# [EXERCISE GOAL]
Look through the material below for "email". Copy every line that contains it.

# [Dataset excerpt]
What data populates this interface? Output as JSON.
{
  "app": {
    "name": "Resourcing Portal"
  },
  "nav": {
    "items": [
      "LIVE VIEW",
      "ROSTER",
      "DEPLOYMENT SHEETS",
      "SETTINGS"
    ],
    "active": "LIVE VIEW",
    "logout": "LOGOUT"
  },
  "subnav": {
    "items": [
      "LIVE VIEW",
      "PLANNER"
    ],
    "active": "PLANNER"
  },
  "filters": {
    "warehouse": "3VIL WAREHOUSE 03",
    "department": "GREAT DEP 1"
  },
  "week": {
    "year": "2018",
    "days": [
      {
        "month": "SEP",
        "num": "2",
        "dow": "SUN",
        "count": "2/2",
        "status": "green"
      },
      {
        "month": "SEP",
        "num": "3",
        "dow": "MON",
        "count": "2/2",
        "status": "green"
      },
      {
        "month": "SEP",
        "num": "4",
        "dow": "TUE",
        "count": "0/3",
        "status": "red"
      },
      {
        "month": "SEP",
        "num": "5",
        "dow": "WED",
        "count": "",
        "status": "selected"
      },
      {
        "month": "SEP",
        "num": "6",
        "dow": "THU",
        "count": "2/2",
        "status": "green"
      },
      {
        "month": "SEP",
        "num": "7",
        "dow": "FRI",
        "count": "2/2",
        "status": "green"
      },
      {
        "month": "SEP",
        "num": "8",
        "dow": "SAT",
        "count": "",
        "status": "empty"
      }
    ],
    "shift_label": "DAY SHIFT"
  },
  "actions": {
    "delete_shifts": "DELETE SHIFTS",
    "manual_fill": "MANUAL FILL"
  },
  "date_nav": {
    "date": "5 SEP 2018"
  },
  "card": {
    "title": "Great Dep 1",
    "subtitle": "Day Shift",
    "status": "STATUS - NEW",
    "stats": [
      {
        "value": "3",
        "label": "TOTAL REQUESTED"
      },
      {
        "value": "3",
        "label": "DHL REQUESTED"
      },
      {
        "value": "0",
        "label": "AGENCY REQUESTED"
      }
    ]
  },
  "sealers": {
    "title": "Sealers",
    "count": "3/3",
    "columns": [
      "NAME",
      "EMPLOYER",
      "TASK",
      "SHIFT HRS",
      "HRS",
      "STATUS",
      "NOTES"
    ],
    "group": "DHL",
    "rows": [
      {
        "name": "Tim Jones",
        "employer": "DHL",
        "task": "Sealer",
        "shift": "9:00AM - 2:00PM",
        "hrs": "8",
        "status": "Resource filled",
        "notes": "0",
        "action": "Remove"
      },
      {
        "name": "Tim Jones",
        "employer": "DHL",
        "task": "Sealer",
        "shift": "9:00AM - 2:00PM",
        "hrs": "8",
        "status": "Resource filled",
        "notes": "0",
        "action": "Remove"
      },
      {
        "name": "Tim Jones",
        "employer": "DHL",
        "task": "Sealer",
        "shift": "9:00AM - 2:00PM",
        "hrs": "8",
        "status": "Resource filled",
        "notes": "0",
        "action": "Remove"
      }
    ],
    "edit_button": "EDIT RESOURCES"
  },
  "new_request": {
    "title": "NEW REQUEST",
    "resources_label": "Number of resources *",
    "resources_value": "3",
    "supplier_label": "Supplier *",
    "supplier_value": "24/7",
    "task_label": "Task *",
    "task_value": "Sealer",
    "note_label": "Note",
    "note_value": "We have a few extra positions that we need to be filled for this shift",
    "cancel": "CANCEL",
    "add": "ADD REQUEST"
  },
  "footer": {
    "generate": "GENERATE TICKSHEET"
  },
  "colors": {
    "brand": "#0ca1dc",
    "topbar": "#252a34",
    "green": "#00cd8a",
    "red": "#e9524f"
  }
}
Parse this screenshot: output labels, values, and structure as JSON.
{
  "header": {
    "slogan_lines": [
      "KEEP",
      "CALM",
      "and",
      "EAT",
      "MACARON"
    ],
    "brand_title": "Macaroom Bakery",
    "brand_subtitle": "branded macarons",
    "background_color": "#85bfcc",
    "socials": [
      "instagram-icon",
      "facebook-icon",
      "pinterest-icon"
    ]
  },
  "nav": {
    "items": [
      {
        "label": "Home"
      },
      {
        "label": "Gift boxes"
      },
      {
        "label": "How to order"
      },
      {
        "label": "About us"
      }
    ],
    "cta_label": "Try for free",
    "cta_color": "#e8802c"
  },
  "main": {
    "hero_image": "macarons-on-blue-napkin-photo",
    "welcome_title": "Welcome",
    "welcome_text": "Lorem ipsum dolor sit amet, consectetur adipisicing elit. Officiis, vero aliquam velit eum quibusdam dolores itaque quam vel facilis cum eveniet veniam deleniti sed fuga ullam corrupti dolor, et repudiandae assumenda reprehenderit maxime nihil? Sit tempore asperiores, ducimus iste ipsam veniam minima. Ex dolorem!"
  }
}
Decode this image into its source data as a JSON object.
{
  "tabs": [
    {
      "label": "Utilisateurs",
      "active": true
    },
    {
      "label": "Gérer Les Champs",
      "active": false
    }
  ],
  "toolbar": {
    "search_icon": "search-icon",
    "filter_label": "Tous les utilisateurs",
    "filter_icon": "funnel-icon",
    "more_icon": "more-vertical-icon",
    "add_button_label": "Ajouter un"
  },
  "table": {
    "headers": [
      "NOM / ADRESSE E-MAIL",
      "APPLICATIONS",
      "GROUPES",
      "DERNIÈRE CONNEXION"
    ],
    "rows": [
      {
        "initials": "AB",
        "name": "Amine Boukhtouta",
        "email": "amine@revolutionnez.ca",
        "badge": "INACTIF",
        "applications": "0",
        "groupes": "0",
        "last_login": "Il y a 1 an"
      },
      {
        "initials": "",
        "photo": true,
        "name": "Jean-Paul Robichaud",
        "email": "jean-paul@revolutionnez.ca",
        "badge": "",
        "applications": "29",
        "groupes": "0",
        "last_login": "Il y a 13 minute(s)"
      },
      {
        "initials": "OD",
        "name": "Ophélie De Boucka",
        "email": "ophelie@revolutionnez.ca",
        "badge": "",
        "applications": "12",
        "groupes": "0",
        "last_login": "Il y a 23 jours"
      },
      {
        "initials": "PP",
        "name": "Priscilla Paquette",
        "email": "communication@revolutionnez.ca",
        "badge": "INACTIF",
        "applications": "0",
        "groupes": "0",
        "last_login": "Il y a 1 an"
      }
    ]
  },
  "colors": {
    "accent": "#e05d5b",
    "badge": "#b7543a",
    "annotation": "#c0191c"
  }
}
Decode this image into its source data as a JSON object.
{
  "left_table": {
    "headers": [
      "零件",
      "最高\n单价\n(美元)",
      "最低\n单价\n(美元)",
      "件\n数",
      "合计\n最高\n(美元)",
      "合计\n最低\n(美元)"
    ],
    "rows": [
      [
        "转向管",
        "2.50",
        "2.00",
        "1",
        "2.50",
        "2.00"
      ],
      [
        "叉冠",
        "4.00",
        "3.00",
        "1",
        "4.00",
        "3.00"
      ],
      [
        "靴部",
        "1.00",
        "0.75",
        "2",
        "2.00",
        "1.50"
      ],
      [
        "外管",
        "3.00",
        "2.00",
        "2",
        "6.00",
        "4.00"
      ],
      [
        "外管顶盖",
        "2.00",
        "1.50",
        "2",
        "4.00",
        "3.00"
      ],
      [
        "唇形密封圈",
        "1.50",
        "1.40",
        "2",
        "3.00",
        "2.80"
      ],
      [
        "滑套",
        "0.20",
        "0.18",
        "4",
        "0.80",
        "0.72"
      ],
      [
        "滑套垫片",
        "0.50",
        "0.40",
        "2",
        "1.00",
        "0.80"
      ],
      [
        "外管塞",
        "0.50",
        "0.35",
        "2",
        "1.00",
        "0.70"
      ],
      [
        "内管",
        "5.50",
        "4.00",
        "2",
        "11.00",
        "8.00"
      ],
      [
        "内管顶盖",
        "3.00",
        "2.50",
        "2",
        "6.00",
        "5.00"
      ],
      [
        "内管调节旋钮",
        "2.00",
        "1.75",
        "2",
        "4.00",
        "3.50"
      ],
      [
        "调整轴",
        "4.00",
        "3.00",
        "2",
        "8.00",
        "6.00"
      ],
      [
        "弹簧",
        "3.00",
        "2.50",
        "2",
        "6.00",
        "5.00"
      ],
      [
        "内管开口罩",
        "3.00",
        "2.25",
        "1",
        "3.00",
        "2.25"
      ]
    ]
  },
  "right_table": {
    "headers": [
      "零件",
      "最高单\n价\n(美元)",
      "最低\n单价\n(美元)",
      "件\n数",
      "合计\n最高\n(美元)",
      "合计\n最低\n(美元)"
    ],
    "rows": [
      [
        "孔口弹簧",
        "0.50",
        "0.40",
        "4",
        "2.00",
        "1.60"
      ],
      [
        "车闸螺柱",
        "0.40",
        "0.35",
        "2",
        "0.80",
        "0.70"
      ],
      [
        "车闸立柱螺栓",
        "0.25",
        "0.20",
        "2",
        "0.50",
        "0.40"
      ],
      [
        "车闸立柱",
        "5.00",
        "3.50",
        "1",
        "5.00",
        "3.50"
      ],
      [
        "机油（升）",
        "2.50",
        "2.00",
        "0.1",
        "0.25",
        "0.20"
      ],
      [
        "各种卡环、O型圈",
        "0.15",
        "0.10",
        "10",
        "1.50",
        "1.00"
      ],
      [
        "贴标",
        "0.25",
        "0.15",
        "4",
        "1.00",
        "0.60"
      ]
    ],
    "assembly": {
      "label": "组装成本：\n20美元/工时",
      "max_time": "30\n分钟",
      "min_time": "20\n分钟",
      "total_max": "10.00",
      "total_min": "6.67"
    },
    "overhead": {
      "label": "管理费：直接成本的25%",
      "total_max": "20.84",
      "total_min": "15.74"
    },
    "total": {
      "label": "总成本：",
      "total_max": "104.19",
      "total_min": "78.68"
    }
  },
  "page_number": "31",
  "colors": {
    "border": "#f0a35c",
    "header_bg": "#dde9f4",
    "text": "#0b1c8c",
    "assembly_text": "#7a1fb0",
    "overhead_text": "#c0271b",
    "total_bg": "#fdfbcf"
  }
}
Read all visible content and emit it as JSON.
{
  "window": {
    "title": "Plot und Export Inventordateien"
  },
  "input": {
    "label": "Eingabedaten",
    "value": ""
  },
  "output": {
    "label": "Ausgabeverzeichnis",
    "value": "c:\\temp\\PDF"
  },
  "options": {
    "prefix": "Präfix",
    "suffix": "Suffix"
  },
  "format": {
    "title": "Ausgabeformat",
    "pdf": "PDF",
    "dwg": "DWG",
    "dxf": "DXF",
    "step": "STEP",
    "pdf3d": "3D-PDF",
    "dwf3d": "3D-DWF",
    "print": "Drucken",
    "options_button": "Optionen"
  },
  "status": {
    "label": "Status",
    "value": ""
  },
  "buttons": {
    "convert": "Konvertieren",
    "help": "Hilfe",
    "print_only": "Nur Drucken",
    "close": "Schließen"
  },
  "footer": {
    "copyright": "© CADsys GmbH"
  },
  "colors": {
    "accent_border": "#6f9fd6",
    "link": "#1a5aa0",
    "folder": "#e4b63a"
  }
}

# [COMPLETED EXERCISE]
        "email": "amine@revolutionnez.ca",
        "email": "jean-paul@revolutionnez.ca",
        "email": "ophelie@revolutionnez.ca",
        "email": "communication@revolutionnez.ca",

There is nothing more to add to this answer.